## WRITTEN PROBLEM
Track down every line below that holds "icon" and copy it.

Data items

_ _ _ _

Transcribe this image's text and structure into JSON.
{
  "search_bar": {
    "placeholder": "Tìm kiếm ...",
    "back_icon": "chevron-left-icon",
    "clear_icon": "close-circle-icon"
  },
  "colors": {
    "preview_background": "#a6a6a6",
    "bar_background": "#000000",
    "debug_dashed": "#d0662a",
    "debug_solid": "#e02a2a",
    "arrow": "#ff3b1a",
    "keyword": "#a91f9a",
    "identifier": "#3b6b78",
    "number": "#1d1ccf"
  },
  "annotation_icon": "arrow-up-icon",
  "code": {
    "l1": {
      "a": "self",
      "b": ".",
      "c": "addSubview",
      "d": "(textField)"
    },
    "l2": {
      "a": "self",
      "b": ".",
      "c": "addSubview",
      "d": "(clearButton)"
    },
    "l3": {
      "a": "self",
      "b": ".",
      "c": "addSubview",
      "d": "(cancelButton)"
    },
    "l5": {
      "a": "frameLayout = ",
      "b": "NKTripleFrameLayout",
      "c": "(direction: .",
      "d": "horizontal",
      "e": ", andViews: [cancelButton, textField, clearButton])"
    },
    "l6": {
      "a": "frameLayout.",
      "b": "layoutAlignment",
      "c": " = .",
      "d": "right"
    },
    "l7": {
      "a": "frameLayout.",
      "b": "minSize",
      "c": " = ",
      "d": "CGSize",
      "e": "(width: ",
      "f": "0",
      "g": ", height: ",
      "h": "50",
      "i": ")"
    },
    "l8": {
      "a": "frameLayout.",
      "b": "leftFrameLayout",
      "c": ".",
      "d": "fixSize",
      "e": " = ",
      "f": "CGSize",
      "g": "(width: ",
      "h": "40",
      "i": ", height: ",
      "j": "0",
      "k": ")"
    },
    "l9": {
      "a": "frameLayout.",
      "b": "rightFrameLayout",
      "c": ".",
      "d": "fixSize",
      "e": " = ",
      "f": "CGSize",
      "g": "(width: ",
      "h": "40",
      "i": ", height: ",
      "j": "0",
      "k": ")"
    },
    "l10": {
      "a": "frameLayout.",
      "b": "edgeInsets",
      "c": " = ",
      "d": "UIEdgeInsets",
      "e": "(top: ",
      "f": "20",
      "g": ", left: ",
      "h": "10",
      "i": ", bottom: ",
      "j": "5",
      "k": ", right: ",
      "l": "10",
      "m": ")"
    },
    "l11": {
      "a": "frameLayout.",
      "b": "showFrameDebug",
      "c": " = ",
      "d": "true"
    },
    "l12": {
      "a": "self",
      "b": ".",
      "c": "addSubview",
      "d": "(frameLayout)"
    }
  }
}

_ _ _ _

## RESPONSE
    "back_icon": "chevron-left-icon",
    "clear_icon": "close-circle-icon"
  "annotation_icon": "arrow-up-icon",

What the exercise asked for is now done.